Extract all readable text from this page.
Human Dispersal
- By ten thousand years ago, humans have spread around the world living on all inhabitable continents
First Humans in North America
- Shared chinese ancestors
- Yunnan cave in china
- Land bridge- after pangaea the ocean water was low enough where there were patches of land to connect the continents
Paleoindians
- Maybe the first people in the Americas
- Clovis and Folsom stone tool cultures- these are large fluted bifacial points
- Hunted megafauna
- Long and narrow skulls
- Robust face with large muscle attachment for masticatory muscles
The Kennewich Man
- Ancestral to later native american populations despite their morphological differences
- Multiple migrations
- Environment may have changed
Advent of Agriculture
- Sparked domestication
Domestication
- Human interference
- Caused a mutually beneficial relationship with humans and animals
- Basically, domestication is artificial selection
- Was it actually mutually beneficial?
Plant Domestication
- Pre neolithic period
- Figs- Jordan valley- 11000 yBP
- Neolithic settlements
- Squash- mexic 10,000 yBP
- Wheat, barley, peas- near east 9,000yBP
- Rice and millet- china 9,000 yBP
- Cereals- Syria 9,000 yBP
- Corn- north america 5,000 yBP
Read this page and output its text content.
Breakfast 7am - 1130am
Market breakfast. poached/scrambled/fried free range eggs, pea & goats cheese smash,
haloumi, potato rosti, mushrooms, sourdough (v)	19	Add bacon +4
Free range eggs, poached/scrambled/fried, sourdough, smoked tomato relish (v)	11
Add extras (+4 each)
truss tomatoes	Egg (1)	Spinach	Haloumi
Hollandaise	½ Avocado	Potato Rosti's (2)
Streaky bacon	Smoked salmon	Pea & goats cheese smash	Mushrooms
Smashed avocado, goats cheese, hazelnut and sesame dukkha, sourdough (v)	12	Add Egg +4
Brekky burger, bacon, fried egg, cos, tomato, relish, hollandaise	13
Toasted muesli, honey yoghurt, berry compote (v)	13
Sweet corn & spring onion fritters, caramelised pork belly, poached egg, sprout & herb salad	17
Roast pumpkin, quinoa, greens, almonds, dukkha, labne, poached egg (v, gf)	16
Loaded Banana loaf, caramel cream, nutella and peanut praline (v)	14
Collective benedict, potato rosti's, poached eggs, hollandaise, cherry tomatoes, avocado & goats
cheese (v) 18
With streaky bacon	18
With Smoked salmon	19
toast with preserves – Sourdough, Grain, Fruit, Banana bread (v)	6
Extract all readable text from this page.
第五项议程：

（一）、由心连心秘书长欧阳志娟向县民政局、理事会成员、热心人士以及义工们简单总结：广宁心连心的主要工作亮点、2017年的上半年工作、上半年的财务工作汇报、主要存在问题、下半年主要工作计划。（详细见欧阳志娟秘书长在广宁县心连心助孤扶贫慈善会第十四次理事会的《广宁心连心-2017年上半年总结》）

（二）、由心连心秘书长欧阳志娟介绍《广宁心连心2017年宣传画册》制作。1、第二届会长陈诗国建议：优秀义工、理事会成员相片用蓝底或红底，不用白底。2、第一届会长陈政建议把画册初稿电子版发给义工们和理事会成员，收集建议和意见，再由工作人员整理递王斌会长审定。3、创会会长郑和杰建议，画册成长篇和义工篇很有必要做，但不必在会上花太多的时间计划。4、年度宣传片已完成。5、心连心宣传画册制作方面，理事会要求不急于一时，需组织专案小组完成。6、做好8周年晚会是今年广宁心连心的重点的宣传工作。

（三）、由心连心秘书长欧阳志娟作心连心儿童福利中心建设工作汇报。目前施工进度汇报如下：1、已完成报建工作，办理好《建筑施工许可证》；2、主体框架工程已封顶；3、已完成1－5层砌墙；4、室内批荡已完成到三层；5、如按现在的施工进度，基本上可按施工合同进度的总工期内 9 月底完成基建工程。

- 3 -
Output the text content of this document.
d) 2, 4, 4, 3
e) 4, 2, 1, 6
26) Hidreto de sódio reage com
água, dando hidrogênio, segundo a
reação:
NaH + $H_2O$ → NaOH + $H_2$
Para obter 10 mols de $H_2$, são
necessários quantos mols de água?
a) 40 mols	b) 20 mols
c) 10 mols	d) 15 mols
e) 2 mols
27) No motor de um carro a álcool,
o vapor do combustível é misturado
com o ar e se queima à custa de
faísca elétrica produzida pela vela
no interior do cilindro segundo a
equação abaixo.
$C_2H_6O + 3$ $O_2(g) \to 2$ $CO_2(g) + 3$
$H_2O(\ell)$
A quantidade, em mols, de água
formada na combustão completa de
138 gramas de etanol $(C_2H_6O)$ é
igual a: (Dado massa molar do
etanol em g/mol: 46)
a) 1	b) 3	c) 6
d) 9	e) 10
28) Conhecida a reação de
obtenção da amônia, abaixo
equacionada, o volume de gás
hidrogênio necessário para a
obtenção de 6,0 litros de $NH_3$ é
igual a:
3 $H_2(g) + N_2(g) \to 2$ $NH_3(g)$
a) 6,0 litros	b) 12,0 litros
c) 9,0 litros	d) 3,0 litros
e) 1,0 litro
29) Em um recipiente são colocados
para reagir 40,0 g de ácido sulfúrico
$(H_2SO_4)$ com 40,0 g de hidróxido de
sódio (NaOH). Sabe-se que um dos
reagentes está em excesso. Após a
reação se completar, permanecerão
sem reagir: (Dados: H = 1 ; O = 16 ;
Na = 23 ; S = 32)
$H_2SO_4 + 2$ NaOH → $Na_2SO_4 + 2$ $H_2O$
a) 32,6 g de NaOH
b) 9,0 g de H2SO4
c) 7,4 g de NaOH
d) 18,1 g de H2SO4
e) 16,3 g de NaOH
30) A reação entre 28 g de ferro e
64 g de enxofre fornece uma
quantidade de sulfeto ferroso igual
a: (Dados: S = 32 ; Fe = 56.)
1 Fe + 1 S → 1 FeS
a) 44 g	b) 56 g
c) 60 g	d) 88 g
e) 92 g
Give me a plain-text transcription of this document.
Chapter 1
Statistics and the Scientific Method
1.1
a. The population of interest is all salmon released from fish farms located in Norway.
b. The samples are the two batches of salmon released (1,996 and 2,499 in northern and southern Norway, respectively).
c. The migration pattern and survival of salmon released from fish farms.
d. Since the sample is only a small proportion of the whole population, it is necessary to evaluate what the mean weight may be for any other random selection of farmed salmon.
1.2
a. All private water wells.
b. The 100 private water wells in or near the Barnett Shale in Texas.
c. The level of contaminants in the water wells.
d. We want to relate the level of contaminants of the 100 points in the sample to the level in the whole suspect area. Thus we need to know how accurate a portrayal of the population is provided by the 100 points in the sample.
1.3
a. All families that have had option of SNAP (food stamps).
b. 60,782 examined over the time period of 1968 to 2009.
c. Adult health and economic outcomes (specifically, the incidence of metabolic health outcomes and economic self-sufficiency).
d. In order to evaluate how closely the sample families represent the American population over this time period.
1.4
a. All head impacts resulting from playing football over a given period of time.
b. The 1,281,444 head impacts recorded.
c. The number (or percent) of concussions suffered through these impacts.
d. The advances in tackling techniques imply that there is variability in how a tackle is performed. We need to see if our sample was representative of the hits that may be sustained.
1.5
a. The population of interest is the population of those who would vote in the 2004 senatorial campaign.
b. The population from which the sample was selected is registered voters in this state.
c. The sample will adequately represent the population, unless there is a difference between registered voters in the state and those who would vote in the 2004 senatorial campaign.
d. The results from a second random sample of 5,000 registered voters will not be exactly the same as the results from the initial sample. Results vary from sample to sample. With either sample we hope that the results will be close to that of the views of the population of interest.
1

## Stated goal:
Examine the records and pull out every line where the string "dukkha" occurs.

## Complete output:
Smashed avocado, goats cheese, hazelnut and sesame dukkha, sourdough (v)	12	Add Egg +4
Roast pumpkin, quinoa, greens, almonds, dukkha, labne, poached egg (v, gf)	16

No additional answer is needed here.